Data lines.
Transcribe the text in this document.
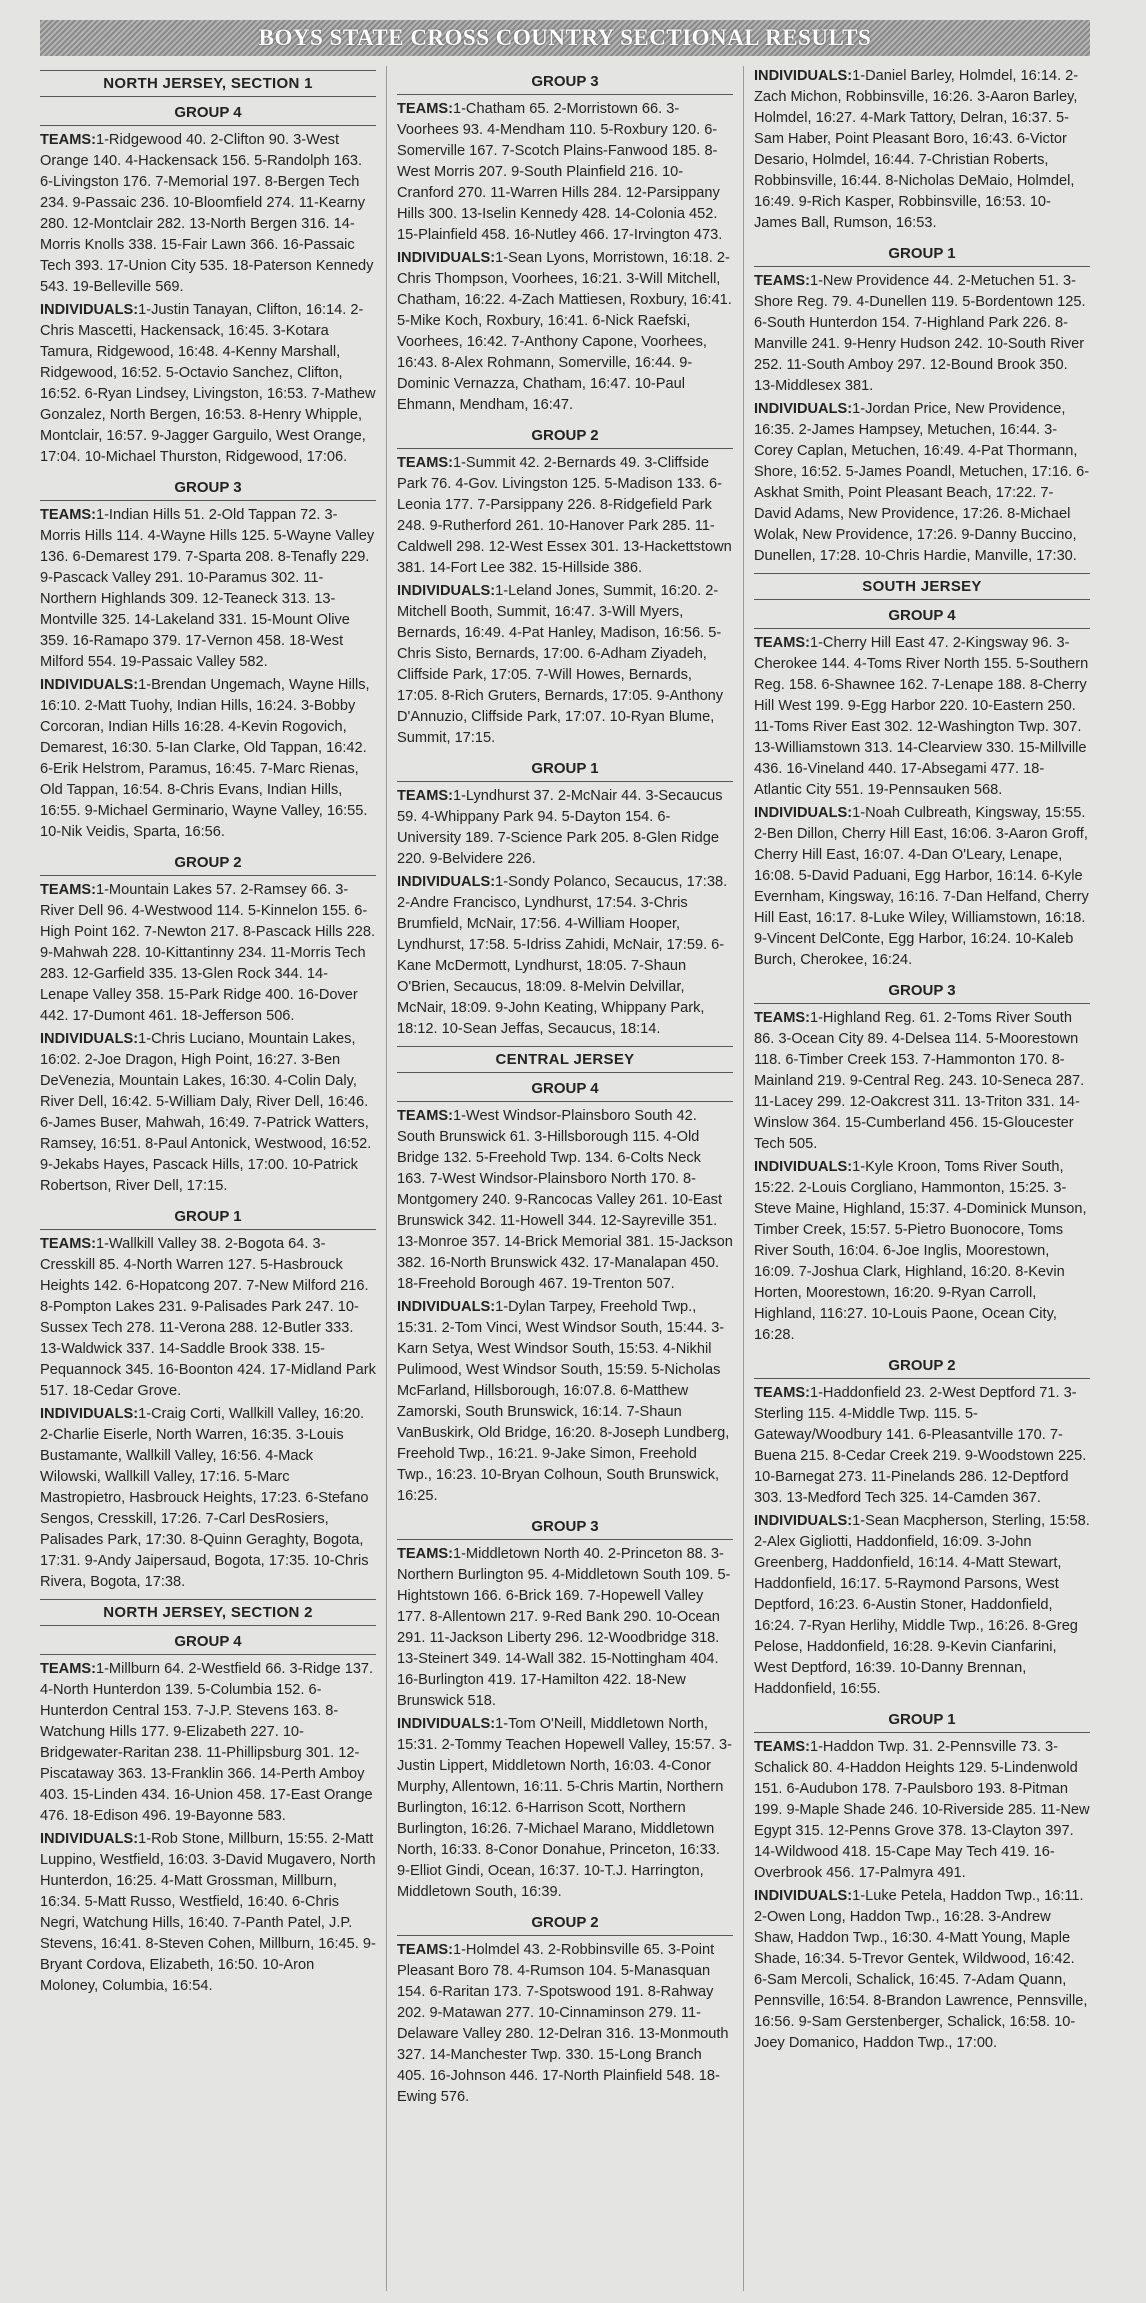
BOYS STATE CROSS COUNTRY SECTIONAL RESULTS
NORTH JERSEY, SECTION 1
GROUP 4

TEAMS:1-Ridgewood 40. 2-Clifton 90. 3-West Orange 140. 4-Hackensack 156. 5-Randolph 163. 6-Livingston 176. 7-Memorial 197. 8-Bergen Tech 234. 9-Passaic 236. 10-Bloomfield 274. 11-Kearny 280. 12-Montclair 282. 13-North Bergen 316. 14-Morris Knolls 338. 15-Fair Lawn 366. 16-Passaic Tech 393. 17-Union City 535. 18-Paterson Kennedy 543. 19-Belleville 569.

INDIVIDUALS:1-Justin Tanayan, Clifton, 16:14. 2-Chris Mascetti, Hackensack, 16:45. 3-Kotara Tamura, Ridgewood, 16:48. 4-Kenny Marshall, Ridgewood, 16:52. 5-Octavio Sanchez, Clifton, 16:52. 6-Ryan Lindsey, Livingston, 16:53. 7-Mathew Gonzalez, North Bergen, 16:53. 8-Henry Whipple, Montclair, 16:57. 9-Jagger Garguilo, West Orange, 17:04. 10-Michael Thurston, Ridgewood, 17:06.

GROUP 3

TEAMS:1-Indian Hills 51. 2-Old Tappan 72. 3-Morris Hills 114. 4-Wayne Hills 125. 5-Wayne Valley 136. 6-Demarest 179. 7-Sparta 208. 8-Tenafly 229. 9-Pascack Valley 291. 10-Paramus 302. 11-Northern Highlands 309. 12-Teaneck 313. 13-Montville 325. 14-Lakeland 331. 15-Mount Olive 359. 16-Ramapo 379. 17-Vernon 458. 18-West Milford 554. 19-Passaic Valley 582.

INDIVIDUALS:1-Brendan Ungemach, Wayne Hills, 16:10. 2-Matt Tuohy, Indian Hills, 16:24. 3-Bobby Corcoran, Indian Hills 16:28. 4-Kevin Rogovich, Demarest, 16:30. 5-Ian Clarke, Old Tappan, 16:42. 6-Erik Helstrom, Paramus, 16:45. 7-Marc Rienas, Old Tappan, 16:54. 8-Chris Evans, Indian Hills, 16:55. 9-Michael Germinario, Wayne Valley, 16:55. 10-Nik Veidis, Sparta, 16:56.

GROUP 2

TEAMS:1-Mountain Lakes 57. 2-Ramsey 66. 3-River Dell 96. 4-Westwood 114. 5-Kinnelon 155. 6-High Point 162. 7-Newton 217. 8-Pascack Hills 228. 9-Mahwah 228. 10-Kittantinny 234. 11-Morris Tech 283. 12-Garfield 335. 13-Glen Rock 344. 14-Lenape Valley 358. 15-Park Ridge 400. 16-Dover 442. 17-Dumont 461. 18-Jefferson 506.

INDIVIDUALS:1-Chris Luciano, Mountain Lakes, 16:02. 2-Joe Dragon, High Point, 16:27. 3-Ben DeVenezia, Mountain Lakes, 16:30. 4-Colin Daly, River Dell, 16:42. 5-William Daly, River Dell, 16:46. 6-James Buser, Mahwah, 16:49. 7-Patrick Watters, Ramsey, 16:51. 8-Paul Antonick, Westwood, 16:52. 9-Jekabs Hayes, Pascack Hills, 17:00. 10-Patrick Robertson, River Dell, 17:15.

GROUP 1

TEAMS:1-Wallkill Valley 38. 2-Bogota 64. 3-Cresskill 85. 4-North Warren 127. 5-Hasbrouck Heights 142. 6-Hopatcong 207. 7-New Milford 216. 8-Pompton Lakes 231. 9-Palisades Park 247. 10-Sussex Tech 278. 11-Verona 288. 12-Butler 333. 13-Waldwick 337. 14-Saddle Brook 338. 15-Pequannock 345. 16-Boonton 424. 17-Midland Park 517. 18-Cedar Grove.

INDIVIDUALS:1-Craig Corti, Wallkill Valley, 16:20. 2-Charlie Eiserle, North Warren, 16:35. 3-Louis Bustamante, Wallkill Valley, 16:56. 4-Mack Wilowski, Wallkill Valley, 17:16. 5-Marc Mastropietro, Hasbrouck Heights, 17:23. 6-Stefano Sengos, Cresskill, 17:26. 7-Carl DesRosiers, Palisades Park, 17:30. 8-Quinn Geraghty, Bogota, 17:31. 9-Andy Jaipersaud, Bogota, 17:35. 10-Chris Rivera, Bogota, 17:38.

NORTH JERSEY, SECTION 2
GROUP 4

TEAMS:1-Millburn 64. 2-Westfield 66. 3-Ridge 137. 4-North Hunterdon 139. 5-Columbia 152. 6-Hunterdon Central 153. 7-J.P. Stevens 163. 8-Watchung Hills 177. 9-Elizabeth 227. 10-Bridgewater-Raritan 238. 11-Phillipsburg 301. 12-Piscataway 363. 13-Franklin 366. 14-Perth Amboy 403. 15-Linden 434. 16-Union 458. 17-East Orange 476. 18-Edison 496. 19-Bayonne 583.

INDIVIDUALS:1-Rob Stone, Millburn, 15:55. 2-Matt Luppino, Westfield, 16:03. 3-David Mugavero, North Hunterdon, 16:25. 4-Matt Grossman, Millburn, 16:34. 5-Matt Russo, Westfield, 16:40. 6-Chris Negri, Watchung Hills, 16:40. 7-Panth Patel, J.P. Stevens, 16:41. 8-Steven Cohen, Millburn, 16:45. 9-Bryant Cordova, Elizabeth, 16:50. 10-Aron Moloney, Columbia, 16:54.

GROUP 3

TEAMS:1-Chatham 65. 2-Morristown 66. 3-Voorhees 93. 4-Mendham 110. 5-Roxbury 120. 6-Somerville 167. 7-Scotch Plains-Fanwood 185. 8-West Morris 207. 9-South Plainfield 216. 10-Cranford 270. 11-Warren Hills 284. 12-Parsippany Hills 300. 13-Iselin Kennedy 428. 14-Colonia 452. 15-Plainfield 458. 16-Nutley 466. 17-Irvington 473.

INDIVIDUALS:1-Sean Lyons, Morristown, 16:18. 2-Chris Thompson, Voorhees, 16:21. 3-Will Mitchell, Chatham, 16:22. 4-Zach Mattiesen, Roxbury, 16:41. 5-Mike Koch, Roxbury, 16:41. 6-Nick Raefski, Voorhees, 16:42. 7-Anthony Capone, Voorhees, 16:43. 8-Alex Rohmann, Somerville, 16:44. 9-Dominic Vernazza, Chatham, 16:47. 10-Paul Ehmann, Mendham, 16:47.

GROUP 2

TEAMS:1-Summit 42. 2-Bernards 49. 3-Cliffside Park 76. 4-Gov. Livingston 125. 5-Madison 133. 6-Leonia 177. 7-Parsippany 226. 8-Ridgefield Park 248. 9-Rutherford 261. 10-Hanover Park 285. 11-Caldwell 298. 12-West Essex 301. 13-Hackettstown 381. 14-Fort Lee 382. 15-Hillside 386.

INDIVIDUALS:1-Leland Jones, Summit, 16:20. 2-Mitchell Booth, Summit, 16:47. 3-Will Myers, Bernards, 16:49. 4-Pat Hanley, Madison, 16:56. 5-Chris Sisto, Bernards, 17:00. 6-Adham Ziyadeh, Cliffside Park, 17:05. 7-Will Howes, Bernards, 17:05. 8-Rich Gruters, Bernards, 17:05. 9-Anthony D'Annuzio, Cliffside Park, 17:07. 10-Ryan Blume, Summit, 17:15.

GROUP 1

TEAMS:1-Lyndhurst 37. 2-McNair 44. 3-Secaucus 59. 4-Whippany Park 94. 5-Dayton 154. 6-University 189. 7-Science Park 205. 8-Glen Ridge 220. 9-Belvidere 226.

INDIVIDUALS:1-Sondy Polanco, Secaucus, 17:38. 2-Andre Francisco, Lyndhurst, 17:54. 3-Chris Brumfield, McNair, 17:56. 4-William Hooper, Lyndhurst, 17:58. 5-Idriss Zahidi, McNair, 17:59. 6-Kane McDermott, Lyndhurst, 18:05. 7-Shaun O'Brien, Secaucus, 18:09. 8-Melvin Delvillar, McNair, 18:09. 9-John Keating, Whippany Park, 18:12. 10-Sean Jeffas, Secaucus, 18:14.

CENTRAL JERSEY
GROUP 4

TEAMS:1-West Windsor-Plainsboro South 42. South Brunswick 61. 3-Hillsborough 115. 4-Old Bridge 132. 5-Freehold Twp. 134. 6-Colts Neck 163. 7-West Windsor-Plainsboro North 170. 8-Montgomery 240. 9-Rancocas Valley 261. 10-East Brunswick 342. 11-Howell 344. 12-Sayreville 351. 13-Monroe 357. 14-Brick Memorial 381. 15-Jackson 382. 16-North Brunswick 432. 17-Manalapan 450. 18-Freehold Borough 467. 19-Trenton 507.

INDIVIDUALS:1-Dylan Tarpey, Freehold Twp., 15:31. 2-Tom Vinci, West Windsor South, 15:44. 3-Karn Setya, West Windsor South, 15:53. 4-Nikhil Pulimood, West Windsor South, 15:59. 5-Nicholas McFarland, Hillsborough, 16:07.8. 6-Matthew Zamorski, South Brunswick, 16:14. 7-Shaun VanBuskirk, Old Bridge, 16:20. 8-Joseph Lundberg, Freehold Twp., 16:21. 9-Jake Simon, Freehold Twp., 16:23. 10-Bryan Colhoun, South Brunswick, 16:25.

GROUP 3

TEAMS:1-Middletown North 40. 2-Princeton 88. 3-Northern Burlington 95. 4-Middletown South 109. 5-Hightstown 166. 6-Brick 169. 7-Hopewell Valley 177. 8-Allentown 217. 9-Red Bank 290. 10-Ocean 291. 11-Jackson Liberty 296. 12-Woodbridge 318. 13-Steinert 349. 14-Wall 382. 15-Nottingham 404. 16-Burlington 419. 17-Hamilton 422. 18-New Brunswick 518.

INDIVIDUALS:1-Tom O'Neill, Middletown North, 15:31. 2-Tommy Teachen Hopewell Valley, 15:57. 3-Justin Lippert, Middletown North, 16:03. 4-Conor Murphy, Allentown, 16:11. 5-Chris Martin, Northern Burlington, 16:12. 6-Harrison Scott, Northern Burlington, 16:26. 7-Michael Marano, Middletown North, 16:33. 8-Conor Donahue, Princeton, 16:33. 9-Elliot Gindi, Ocean, 16:37. 10-T.J. Harrington, Middletown South, 16:39.

GROUP 2

TEAMS:1-Holmdel 43. 2-Robbinsville 65. 3-Point Pleasant Boro 78. 4-Rumson 104. 5-Manasquan 154. 6-Raritan 173. 7-Spotswood 191. 8-Rahway 202. 9-Matawan 277. 10-Cinnaminson 279. 11-Delaware Valley 280. 12-Delran 316. 13-Monmouth 327. 14-Manchester Twp. 330. 15-Long Branch 405. 16-Johnson 446. 17-North Plainfield 548. 18-Ewing 576.

INDIVIDUALS:1-Daniel Barley, Holmdel, 16:14. 2-Zach Michon, Robbinsville, 16:26. 3-Aaron Barley, Holmdel, 16:27. 4-Mark Tattory, Delran, 16:37. 5-Sam Haber, Point Pleasant Boro, 16:43. 6-Victor Desario, Holmdel, 16:44. 7-Christian Roberts, Robbinsville, 16:44. 8-Nicholas DeMaio, Holmdel, 16:49. 9-Rich Kasper, Robbinsville, 16:53. 10-James Ball, Rumson, 16:53.

GROUP 1

TEAMS:1-New Providence 44. 2-Metuchen 51. 3-Shore Reg. 79. 4-Dunellen 119. 5-Bordentown 125. 6-South Hunterdon 154. 7-Highland Park 226. 8-Manville 241. 9-Henry Hudson 242. 10-South River 252. 11-South Amboy 297. 12-Bound Brook 350. 13-Middlesex 381.

INDIVIDUALS:1-Jordan Price, New Providence, 16:35. 2-James Hampsey, Metuchen, 16:44. 3-Corey Caplan, Metuchen, 16:49. 4-Pat Thormann, Shore, 16:52. 5-James Poandl, Metuchen, 17:16. 6-Askhat Smith, Point Pleasant Beach, 17:22. 7-David Adams, New Providence, 17:26. 8-Michael Wolak, New Providence, 17:26. 9-Danny Buccino, Dunellen, 17:28. 10-Chris Hardie, Manville, 17:30.

SOUTH JERSEY
GROUP 4

TEAMS:1-Cherry Hill East 47. 2-Kingsway 96. 3-Cherokee 144. 4-Toms River North 155. 5-Southern Reg. 158. 6-Shawnee 162. 7-Lenape 188. 8-Cherry Hill West 199. 9-Egg Harbor 220. 10-Eastern 250. 11-Toms River East 302. 12-Washington Twp. 307. 13-Williamstown 313. 14-Clearview 330. 15-Millville 436. 16-Vineland 440. 17-Absegami 477. 18-Atlantic City 551. 19-Pennsauken 568.

INDIVIDUALS:1-Noah Culbreath, Kingsway, 15:55. 2-Ben Dillon, Cherry Hill East, 16:06. 3-Aaron Groff, Cherry Hill East, 16:07. 4-Dan O'Leary, Lenape, 16:08. 5-David Paduani, Egg Harbor, 16:14. 6-Kyle Evernham, Kingsway, 16:16. 7-Dan Helfand, Cherry Hill East, 16:17. 8-Luke Wiley, Williamstown, 16:18. 9-Vincent DelConte, Egg Harbor, 16:24. 10-Kaleb Burch, Cherokee, 16:24.

GROUP 3

TEAMS:1-Highland Reg. 61. 2-Toms River South 86. 3-Ocean City 89. 4-Delsea 114. 5-Moorestown 118. 6-Timber Creek 153. 7-Hammonton 170. 8-Mainland 219. 9-Central Reg. 243. 10-Seneca 287. 11-Lacey 299. 12-Oakcrest 311. 13-Triton 331. 14-Winslow 364. 15-Cumberland 456. 15-Gloucester Tech 505.

INDIVIDUALS:1-Kyle Kroon, Toms River South, 15:22. 2-Louis Corgliano, Hammonton, 15:25. 3-Steve Maine, Highland, 15:37. 4-Dominick Munson, Timber Creek, 15:57. 5-Pietro Buonocore, Toms River South, 16:04. 6-Joe Inglis, Moorestown, 16:09. 7-Joshua Clark, Highland, 16:20. 8-Kevin Horten, Moorestown, 16:20. 9-Ryan Carroll, Highland, 116:27. 10-Louis Paone, Ocean City, 16:28.

GROUP 2

TEAMS:1-Haddonfield 23. 2-West Deptford 71. 3-Sterling 115. 4-Middle Twp. 115. 5-Gateway/Woodbury 141. 6-Pleasantville 170. 7-Buena 215. 8-Cedar Creek 219. 9-Woodstown 225. 10-Barnegat 273. 11-Pinelands 286. 12-Deptford 303. 13-Medford Tech 325. 14-Camden 367.

INDIVIDUALS:1-Sean Macpherson, Sterling, 15:58. 2-Alex Gigliotti, Haddonfield, 16:09. 3-John Greenberg, Haddonfield, 16:14. 4-Matt Stewart, Haddonfield, 16:17. 5-Raymond Parsons, West Deptford, 16:23. 6-Austin Stoner, Haddonfield, 16:24. 7-Ryan Herlihy, Middle Twp., 16:26. 8-Greg Pelose, Haddonfield, 16:28. 9-Kevin Cianfarini, West Deptford, 16:39. 10-Danny Brennan, Haddonfield, 16:55.

GROUP 1

TEAMS:1-Haddon Twp. 31. 2-Pennsville 73. 3-Schalick 80. 4-Haddon Heights 129. 5-Lindenwold 151. 6-Audubon 178. 7-Paulsboro 193. 8-Pitman 199. 9-Maple Shade 246. 10-Riverside 285. 11-New Egypt 315. 12-Penns Grove 378. 13-Clayton 397. 14-Wildwood 418. 15-Cape May Tech 419. 16-Overbrook 456. 17-Palmyra 491.

INDIVIDUALS:1-Luke Petela, Haddon Twp., 16:11. 2-Owen Long, Haddon Twp., 16:28. 3-Andrew Shaw, Haddon Twp., 16:30. 4-Matt Young, Maple Shade, 16:34. 5-Trevor Gentek, Wildwood, 16:42. 6-Sam Mercoli, Schalick, 16:45. 7-Adam Quann, Pennsville, 16:54. 8-Brandon Lawrence, Pennsville, 16:56. 9-Sam Gerstenberger, Schalick, 16:58. 10-Joey Domanico, Haddon Twp., 17:00.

The task. Copy out every line that includes the word "JERSEY".

Task output.
NORTH JERSEY, SECTION 1
NORTH JERSEY, SECTION 2
CENTRAL JERSEY
SOUTH JERSEY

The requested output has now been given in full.